● STATED GOAL
Collect every line in the records below that contains the word "name".

**** TASK DATA

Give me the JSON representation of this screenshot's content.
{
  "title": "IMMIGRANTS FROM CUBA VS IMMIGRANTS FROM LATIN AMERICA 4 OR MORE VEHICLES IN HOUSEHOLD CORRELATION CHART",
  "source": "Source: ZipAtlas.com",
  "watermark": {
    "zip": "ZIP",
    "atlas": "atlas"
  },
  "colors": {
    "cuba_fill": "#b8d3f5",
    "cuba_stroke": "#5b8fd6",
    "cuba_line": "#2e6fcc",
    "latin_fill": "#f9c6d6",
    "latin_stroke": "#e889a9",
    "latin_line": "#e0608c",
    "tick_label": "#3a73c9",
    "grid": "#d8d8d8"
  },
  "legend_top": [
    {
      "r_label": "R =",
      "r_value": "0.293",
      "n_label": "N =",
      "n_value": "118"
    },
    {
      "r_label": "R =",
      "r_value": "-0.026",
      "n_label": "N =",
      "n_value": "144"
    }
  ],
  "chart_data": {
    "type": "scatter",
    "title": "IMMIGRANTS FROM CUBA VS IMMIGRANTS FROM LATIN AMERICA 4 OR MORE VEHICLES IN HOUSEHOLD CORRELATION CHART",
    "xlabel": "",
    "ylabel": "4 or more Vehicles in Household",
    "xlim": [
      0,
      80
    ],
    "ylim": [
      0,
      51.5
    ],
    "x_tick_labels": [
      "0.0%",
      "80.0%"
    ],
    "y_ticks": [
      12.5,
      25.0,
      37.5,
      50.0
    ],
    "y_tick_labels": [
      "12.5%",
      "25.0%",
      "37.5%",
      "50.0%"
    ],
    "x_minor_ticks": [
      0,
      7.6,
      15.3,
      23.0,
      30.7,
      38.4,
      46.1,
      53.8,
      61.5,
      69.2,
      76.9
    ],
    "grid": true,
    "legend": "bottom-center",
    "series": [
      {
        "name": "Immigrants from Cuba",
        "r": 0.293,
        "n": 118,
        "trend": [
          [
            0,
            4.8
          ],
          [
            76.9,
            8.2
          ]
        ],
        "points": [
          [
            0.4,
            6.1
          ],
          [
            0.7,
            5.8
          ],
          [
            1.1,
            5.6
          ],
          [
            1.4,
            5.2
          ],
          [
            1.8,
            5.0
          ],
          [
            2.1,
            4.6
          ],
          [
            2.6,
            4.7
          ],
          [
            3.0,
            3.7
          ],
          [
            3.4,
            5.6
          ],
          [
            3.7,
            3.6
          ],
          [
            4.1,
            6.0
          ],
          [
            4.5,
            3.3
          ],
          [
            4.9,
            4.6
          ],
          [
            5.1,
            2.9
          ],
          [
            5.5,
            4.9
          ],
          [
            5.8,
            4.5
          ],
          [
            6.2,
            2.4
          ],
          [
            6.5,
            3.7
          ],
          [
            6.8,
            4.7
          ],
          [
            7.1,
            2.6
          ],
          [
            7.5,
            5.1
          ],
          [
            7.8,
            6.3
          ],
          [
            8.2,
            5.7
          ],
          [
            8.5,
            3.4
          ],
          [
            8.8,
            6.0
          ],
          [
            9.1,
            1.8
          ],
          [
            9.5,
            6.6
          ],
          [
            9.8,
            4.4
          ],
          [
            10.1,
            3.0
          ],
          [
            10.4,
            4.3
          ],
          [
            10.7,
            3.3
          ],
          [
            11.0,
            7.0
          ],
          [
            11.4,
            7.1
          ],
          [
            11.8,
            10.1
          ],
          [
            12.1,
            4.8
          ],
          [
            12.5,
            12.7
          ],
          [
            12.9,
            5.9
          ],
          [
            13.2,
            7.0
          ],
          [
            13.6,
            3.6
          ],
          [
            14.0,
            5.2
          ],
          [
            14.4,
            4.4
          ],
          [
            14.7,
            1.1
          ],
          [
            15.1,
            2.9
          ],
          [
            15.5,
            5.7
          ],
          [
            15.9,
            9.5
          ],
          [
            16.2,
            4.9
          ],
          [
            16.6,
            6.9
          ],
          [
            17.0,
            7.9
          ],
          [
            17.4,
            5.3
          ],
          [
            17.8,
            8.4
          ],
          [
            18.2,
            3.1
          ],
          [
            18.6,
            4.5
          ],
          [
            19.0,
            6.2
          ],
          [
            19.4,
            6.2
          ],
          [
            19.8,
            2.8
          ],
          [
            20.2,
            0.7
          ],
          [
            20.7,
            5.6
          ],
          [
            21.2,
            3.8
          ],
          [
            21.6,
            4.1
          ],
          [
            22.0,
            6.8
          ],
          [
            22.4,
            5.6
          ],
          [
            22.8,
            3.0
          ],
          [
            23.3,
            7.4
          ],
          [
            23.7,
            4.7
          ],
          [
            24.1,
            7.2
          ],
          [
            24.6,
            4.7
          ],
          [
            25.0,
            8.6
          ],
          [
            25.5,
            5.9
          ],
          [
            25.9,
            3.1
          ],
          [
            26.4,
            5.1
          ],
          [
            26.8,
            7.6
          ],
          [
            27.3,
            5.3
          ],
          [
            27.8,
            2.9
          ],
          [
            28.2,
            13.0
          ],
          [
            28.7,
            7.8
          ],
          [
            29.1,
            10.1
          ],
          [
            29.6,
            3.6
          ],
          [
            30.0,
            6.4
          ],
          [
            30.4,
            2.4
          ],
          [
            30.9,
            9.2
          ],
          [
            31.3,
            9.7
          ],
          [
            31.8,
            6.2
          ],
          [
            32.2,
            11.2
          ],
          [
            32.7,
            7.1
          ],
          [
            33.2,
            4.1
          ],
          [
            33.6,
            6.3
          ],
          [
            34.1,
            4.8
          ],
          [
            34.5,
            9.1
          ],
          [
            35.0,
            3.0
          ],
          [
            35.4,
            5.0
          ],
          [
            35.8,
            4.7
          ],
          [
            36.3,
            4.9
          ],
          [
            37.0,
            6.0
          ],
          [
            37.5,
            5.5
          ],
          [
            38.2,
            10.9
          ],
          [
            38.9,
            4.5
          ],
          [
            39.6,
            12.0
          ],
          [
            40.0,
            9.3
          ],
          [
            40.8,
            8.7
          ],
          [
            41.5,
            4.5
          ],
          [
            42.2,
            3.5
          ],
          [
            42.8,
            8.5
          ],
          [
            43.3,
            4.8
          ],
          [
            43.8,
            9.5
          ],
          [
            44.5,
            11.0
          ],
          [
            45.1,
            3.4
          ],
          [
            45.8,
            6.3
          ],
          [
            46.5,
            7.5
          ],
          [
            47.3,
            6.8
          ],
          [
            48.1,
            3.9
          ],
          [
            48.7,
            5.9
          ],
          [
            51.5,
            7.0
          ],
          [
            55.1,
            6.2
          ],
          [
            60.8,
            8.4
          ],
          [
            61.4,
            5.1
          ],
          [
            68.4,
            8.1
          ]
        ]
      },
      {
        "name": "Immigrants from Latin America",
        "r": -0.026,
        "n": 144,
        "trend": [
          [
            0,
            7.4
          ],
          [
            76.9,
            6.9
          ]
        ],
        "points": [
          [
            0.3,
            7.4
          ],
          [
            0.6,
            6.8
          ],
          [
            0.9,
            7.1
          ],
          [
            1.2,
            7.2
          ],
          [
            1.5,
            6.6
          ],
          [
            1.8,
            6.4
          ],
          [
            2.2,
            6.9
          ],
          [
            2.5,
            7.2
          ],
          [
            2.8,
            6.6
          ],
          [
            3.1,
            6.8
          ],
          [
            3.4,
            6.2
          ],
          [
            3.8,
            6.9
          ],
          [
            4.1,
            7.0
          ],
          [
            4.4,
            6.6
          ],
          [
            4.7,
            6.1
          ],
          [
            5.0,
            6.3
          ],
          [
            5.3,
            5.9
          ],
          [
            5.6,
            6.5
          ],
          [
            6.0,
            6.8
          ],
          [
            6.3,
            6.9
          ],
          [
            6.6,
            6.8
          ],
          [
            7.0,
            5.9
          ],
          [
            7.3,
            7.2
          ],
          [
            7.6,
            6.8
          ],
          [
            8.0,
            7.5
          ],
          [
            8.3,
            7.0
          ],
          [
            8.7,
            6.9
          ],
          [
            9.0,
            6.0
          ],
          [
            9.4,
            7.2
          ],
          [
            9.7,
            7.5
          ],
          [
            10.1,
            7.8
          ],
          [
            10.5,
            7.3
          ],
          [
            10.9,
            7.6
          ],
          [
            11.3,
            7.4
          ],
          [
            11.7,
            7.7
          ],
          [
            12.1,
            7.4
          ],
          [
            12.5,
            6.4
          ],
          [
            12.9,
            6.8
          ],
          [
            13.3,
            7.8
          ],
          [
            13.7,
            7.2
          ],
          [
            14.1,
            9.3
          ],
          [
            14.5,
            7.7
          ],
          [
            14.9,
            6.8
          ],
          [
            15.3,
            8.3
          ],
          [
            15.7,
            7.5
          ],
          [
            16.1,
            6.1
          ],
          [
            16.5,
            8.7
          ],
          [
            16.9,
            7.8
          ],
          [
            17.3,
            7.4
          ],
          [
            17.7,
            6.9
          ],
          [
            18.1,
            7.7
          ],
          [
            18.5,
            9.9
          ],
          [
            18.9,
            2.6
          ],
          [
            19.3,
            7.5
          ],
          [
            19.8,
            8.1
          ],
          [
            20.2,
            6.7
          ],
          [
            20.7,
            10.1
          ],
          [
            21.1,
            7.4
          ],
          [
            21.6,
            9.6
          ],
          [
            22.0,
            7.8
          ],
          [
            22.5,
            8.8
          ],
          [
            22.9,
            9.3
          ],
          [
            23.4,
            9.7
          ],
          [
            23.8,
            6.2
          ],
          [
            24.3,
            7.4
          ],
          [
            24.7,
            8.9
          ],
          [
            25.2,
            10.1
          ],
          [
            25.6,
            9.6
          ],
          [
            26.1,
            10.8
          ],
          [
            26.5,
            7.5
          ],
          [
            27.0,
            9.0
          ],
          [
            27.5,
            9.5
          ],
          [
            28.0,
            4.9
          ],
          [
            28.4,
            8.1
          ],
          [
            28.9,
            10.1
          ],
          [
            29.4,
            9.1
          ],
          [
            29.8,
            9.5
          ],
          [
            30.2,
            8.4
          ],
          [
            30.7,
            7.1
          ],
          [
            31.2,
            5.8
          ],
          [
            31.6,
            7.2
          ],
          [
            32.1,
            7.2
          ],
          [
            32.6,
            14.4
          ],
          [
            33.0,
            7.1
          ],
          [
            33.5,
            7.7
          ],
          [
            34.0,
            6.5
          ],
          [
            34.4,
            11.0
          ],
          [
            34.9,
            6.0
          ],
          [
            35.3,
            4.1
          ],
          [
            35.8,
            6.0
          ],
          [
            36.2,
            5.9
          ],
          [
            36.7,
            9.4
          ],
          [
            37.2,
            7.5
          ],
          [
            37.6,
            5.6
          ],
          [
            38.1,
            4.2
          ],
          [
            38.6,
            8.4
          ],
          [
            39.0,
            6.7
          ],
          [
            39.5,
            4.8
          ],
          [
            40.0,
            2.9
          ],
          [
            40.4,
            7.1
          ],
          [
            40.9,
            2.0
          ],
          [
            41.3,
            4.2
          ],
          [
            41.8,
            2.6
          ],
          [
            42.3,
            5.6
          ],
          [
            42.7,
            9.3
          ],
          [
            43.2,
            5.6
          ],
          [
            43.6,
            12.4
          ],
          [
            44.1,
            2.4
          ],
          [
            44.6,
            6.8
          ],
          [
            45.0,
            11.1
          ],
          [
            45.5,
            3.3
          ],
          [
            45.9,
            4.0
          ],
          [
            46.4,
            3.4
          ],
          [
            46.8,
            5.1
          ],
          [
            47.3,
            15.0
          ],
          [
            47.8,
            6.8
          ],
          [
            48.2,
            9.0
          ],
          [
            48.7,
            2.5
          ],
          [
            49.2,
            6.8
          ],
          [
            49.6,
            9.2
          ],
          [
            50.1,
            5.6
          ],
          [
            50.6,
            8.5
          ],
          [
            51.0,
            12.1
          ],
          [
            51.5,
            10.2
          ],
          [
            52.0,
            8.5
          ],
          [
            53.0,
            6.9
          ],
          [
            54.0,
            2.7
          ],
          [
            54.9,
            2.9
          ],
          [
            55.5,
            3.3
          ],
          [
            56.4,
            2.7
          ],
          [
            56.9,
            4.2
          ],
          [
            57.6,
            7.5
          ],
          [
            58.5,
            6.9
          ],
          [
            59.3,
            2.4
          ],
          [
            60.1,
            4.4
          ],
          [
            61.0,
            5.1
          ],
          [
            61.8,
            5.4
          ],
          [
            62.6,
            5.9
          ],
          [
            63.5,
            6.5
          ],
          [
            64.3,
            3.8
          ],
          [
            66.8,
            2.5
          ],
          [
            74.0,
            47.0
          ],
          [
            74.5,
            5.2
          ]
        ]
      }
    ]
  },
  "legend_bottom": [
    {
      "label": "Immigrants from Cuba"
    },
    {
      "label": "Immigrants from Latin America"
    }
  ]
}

********

● EXERCISE RESPONSE
        "name": "Immigrants from Cuba",
        "name": "Immigrants from Latin America",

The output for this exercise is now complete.